(Dataset rows)
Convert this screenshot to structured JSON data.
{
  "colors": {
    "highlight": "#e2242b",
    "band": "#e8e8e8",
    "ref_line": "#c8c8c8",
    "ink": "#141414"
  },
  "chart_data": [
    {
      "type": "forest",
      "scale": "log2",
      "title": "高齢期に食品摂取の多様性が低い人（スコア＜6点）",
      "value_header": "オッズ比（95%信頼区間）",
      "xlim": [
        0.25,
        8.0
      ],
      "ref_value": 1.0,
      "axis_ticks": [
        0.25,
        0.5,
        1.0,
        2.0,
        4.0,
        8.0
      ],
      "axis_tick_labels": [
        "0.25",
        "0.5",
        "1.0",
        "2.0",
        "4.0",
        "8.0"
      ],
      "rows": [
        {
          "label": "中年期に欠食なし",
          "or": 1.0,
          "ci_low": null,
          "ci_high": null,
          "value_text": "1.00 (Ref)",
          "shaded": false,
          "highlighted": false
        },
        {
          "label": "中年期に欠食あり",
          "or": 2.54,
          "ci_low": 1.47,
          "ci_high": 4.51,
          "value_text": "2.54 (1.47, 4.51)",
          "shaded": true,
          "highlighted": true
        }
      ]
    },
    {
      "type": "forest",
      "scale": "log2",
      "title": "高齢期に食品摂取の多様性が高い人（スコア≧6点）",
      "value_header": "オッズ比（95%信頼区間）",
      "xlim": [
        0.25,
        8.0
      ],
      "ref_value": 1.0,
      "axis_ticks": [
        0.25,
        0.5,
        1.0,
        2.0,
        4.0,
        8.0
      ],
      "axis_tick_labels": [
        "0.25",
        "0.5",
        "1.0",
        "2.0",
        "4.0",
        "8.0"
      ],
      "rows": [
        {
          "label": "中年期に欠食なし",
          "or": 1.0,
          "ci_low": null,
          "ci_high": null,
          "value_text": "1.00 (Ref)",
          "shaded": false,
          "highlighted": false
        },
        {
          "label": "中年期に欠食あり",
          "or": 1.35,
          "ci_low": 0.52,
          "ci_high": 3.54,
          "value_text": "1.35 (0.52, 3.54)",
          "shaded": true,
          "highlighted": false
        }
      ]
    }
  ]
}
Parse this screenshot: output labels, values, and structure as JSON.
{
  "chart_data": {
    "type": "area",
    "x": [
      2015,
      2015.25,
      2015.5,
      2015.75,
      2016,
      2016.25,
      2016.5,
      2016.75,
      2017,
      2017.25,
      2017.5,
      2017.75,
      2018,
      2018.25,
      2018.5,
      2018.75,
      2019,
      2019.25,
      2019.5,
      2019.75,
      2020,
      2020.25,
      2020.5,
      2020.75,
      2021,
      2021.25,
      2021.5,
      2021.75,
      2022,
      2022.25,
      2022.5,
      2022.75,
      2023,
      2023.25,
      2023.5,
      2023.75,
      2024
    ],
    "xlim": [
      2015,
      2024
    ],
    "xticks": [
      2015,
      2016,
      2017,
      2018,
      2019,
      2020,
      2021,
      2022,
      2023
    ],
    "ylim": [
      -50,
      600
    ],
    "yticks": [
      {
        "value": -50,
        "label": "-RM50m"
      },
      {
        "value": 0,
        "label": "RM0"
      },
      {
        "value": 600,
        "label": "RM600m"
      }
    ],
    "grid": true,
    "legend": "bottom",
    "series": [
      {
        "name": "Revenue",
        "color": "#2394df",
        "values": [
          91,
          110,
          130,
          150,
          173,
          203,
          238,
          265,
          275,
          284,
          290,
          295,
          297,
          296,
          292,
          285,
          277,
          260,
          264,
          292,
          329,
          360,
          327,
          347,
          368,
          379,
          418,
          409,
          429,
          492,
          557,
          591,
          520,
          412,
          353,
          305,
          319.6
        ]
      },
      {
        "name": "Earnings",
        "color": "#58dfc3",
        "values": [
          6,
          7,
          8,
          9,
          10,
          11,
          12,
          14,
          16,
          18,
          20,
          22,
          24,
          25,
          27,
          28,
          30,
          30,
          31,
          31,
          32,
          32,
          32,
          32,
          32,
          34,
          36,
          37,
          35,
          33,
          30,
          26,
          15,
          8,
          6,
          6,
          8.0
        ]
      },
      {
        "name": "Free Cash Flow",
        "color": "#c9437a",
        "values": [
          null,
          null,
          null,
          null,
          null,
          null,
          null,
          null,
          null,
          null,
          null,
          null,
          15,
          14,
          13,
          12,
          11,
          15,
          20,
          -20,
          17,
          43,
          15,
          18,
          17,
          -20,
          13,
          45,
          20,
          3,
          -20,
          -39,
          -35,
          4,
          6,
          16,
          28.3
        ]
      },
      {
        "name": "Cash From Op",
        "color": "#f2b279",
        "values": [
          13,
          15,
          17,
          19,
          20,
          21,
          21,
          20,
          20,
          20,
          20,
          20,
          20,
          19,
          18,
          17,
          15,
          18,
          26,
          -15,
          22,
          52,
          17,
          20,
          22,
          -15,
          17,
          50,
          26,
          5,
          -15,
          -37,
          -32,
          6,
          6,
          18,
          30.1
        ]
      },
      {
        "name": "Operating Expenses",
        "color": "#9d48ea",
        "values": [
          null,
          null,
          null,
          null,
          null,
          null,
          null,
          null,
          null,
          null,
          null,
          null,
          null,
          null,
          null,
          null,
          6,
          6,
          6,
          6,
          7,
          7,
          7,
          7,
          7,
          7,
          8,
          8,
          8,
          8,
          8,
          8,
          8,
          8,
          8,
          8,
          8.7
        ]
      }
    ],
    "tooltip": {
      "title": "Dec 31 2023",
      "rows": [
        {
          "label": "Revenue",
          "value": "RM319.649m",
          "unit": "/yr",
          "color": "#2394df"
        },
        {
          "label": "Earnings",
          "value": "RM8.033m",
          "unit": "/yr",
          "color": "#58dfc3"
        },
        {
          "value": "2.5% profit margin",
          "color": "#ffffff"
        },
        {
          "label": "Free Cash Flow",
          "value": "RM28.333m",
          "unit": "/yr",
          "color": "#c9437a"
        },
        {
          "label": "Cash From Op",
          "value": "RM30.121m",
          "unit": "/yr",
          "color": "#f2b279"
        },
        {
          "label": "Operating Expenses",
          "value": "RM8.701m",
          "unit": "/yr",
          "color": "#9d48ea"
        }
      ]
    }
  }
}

— GIVEN REQUEST —
Return the entries above exactly, each one complete.

— THE REPLY —
Convert this screenshot to structured JSON data.
{
  "colors": {
    "highlight": "#e2242b",
    "band": "#e8e8e8",
    "ref_line": "#c8c8c8",
    "ink": "#141414"
  },
  "chart_data": [
    {
      "type": "forest",
      "scale": "log2",
      "title": "高齢期に食品摂取の多様性が低い人（スコア＜6点）",
      "value_header": "オッズ比（95%信頼区間）",
      "xlim": [
        0.25,
        8.0
      ],
      "ref_value": 1.0,
      "axis_ticks": [
        0.25,
        0.5,
        1.0,
        2.0,
        4.0,
        8.0
      ],
      "axis_tick_labels": [
        "0.25",
        "0.5",
        "1.0",
        "2.0",
        "4.0",
        "8.0"
      ],
      "rows": [
        {
          "label": "中年期に欠食なし",
          "or": 1.0,
          "ci_low": null,
          "ci_high": null,
          "value_text": "1.00 (Ref)",
          "shaded": false,
          "highlighted": false
        },
        {
          "label": "中年期に欠食あり",
          "or": 2.54,
          "ci_low": 1.47,
          "ci_high": 4.51,
          "value_text": "2.54 (1.47, 4.51)",
          "shaded": true,
          "highlighted": true
        }
      ]
    },
    {
      "type": "forest",
      "scale": "log2",
      "title": "高齢期に食品摂取の多様性が高い人（スコア≧6点）",
      "value_header": "オッズ比（95%信頼区間）",
      "xlim": [
        0.25,
        8.0
      ],
      "ref_value": 1.0,
      "axis_ticks": [
        0.25,
        0.5,
        1.0,
        2.0,
        4.0,
        8.0
      ],
      "axis_tick_labels": [
        "0.25",
        "0.5",
        "1.0",
        "2.0",
        "4.0",
        "8.0"
      ],
      "rows": [
        {
          "label": "中年期に欠食なし",
          "or": 1.0,
          "ci_low": null,
          "ci_high": null,
          "value_text": "1.00 (Ref)",
          "shaded": false,
          "highlighted": false
        },
        {
          "label": "中年期に欠食あり",
          "or": 1.35,
          "ci_low": 0.52,
          "ci_high": 3.54,
          "value_text": "1.35 (0.52, 3.54)",
          "shaded": true,
          "highlighted": false
        }
      ]
    }
  ]
}
Parse this screenshot: output labels, values, and structure as JSON.
{
  "chart_data": {
    "type": "area",
    "x": [
      2015,
      2015.25,
      2015.5,
      2015.75,
      2016,
      2016.25,
      2016.5,
      2016.75,
      2017,
      2017.25,
      2017.5,
      2017.75,
      2018,
      2018.25,
      2018.5,
      2018.75,
      2019,
      2019.25,
      2019.5,
      2019.75,
      2020,
      2020.25,
      2020.5,
      2020.75,
      2021,
      2021.25,
      2021.5,
      2021.75,
      2022,
      2022.25,
      2022.5,
      2022.75,
      2023,
      2023.25,
      2023.5,
      2023.75,
      2024
    ],
    "xlim": [
      2015,
      2024
    ],
    "xticks": [
      2015,
      2016,
      2017,
      2018,
      2019,
      2020,
      2021,
      2022,
      2023
    ],
    "ylim": [
      -50,
      600
    ],
    "yticks": [
      {
        "value": -50,
        "label": "-RM50m"
      },
      {
        "value": 0,
        "label": "RM0"
      },
      {
        "value": 600,
        "label": "RM600m"
      }
    ],
    "grid": true,
    "legend": "bottom",
    "series": [
      {
        "name": "Revenue",
        "color": "#2394df",
        "values": [
          91,
          110,
          130,
          150,
          173,
          203,
          238,
          265,
          275,
          284,
          290,
          295,
          297,
          296,
          292,
          285,
          277,
          260,
          264,
          292,
          329,
          360,
          327,
          347,
          368,
          379,
          418,
          409,
          429,
          492,
          557,
          591,
          520,
          412,
          353,
          305,
          319.6
        ]
      },
      {
        "name": "Earnings",
        "color": "#58dfc3",
        "values": [
          6,
          7,
          8,
          9,
          10,
          11,
          12,
          14,
          16,
          18,
          20,
          22,
          24,
          25,
          27,
          28,
          30,
          30,
          31,
          31,
          32,
          32,
          32,
          32,
          32,
          34,
          36,
          37,
          35,
          33,
          30,
          26,
          15,
          8,
          6,
          6,
          8.0
        ]
      },
      {
        "name": "Free Cash Flow",
        "color": "#c9437a",
        "values": [
          null,
          null,
          null,
          null,
          null,
          null,
          null,
          null,
          null,
          null,
          null,
          null,
          15,
          14,
          13,
          12,
          11,
          15,
          20,
          -20,
          17,
          43,
          15,
          18,
          17,
          -20,
          13,
          45,
          20,
          3,
          -20,
          -39,
          -35,
          4,
          6,
          16,
          28.3
        ]
      },
      {
        "name": "Cash From Op",
        "color": "#f2b279",
        "values": [
          13,
          15,
          17,
          19,
          20,
          21,
          21,
          20,
          20,
          20,
          20,
          20,
          20,
          19,
          18,
          17,
          15,
          18,
          26,
          -15,
          22,
          52,
          17,
          20,
          22,
          -15,
          17,
          50,
          26,
          5,
          -15,
          -37,
          -32,
          6,
          6,
          18,
          30.1
        ]
      },
      {
        "name": "Operating Expenses",
        "color": "#9d48ea",
        "values": [
          null,
          null,
          null,
          null,
          null,
          null,
          null,
          null,
          null,
          null,
          null,
          null,
          null,
          null,
          null,
          null,
          6,
          6,
          6,
          6,
          7,
          7,
          7,
          7,
          7,
          7,
          8,
          8,
          8,
          8,
          8,
          8,
          8,
          8,
          8,
          8,
          8.7
        ]
      }
    ],
    "tooltip": {
      "title": "Dec 31 2023",
      "rows": [
        {
          "label": "Revenue",
          "value": "RM319.649m",
          "unit": "/yr",
          "color": "#2394df"
        },
        {
          "label": "Earnings",
          "value": "RM8.033m",
          "unit": "/yr",
          "color": "#58dfc3"
        },
        {
          "value": "2.5% profit margin",
          "color": "#ffffff"
        },
        {
          "label": "Free Cash Flow",
          "value": "RM28.333m",
          "unit": "/yr",
          "color": "#c9437a"
        },
        {
          "label": "Cash From Op",
          "value": "RM30.121m",
          "unit": "/yr",
          "color": "#f2b279"
        },
        {
          "label": "Operating Expenses",
          "value": "RM8.701m",
          "unit": "/yr",
          "color": "#9d48ea"
        }
      ]
    }
  }
}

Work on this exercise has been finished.